:: Material to process

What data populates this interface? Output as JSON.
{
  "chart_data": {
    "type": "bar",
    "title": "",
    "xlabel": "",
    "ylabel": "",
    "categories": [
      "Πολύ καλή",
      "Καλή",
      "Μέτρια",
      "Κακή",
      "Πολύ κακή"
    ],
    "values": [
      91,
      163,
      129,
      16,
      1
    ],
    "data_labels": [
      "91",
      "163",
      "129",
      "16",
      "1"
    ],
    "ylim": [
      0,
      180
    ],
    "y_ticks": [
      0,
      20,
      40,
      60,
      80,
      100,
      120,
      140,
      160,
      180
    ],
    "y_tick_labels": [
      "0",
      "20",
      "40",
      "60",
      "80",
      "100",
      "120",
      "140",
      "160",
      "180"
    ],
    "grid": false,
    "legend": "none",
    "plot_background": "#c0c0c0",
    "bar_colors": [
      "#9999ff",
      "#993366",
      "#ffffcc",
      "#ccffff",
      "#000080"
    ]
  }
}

::::

(Given task):
Copy out all of the records shown above exactly.

(Answer to this exercise):
What data populates this interface? Output as JSON.
{
  "chart_data": {
    "type": "bar",
    "title": "",
    "xlabel": "",
    "ylabel": "",
    "categories": [
      "Πολύ καλή",
      "Καλή",
      "Μέτρια",
      "Κακή",
      "Πολύ κακή"
    ],
    "values": [
      91,
      163,
      129,
      16,
      1
    ],
    "data_labels": [
      "91",
      "163",
      "129",
      "16",
      "1"
    ],
    "ylim": [
      0,
      180
    ],
    "y_ticks": [
      0,
      20,
      40,
      60,
      80,
      100,
      120,
      140,
      160,
      180
    ],
    "y_tick_labels": [
      "0",
      "20",
      "40",
      "60",
      "80",
      "100",
      "120",
      "140",
      "160",
      "180"
    ],
    "grid": false,
    "legend": "none",
    "plot_background": "#c0c0c0",
    "bar_colors": [
      "#9999ff",
      "#993366",
      "#ffffcc",
      "#ccffff",
      "#000080"
    ]
  }
}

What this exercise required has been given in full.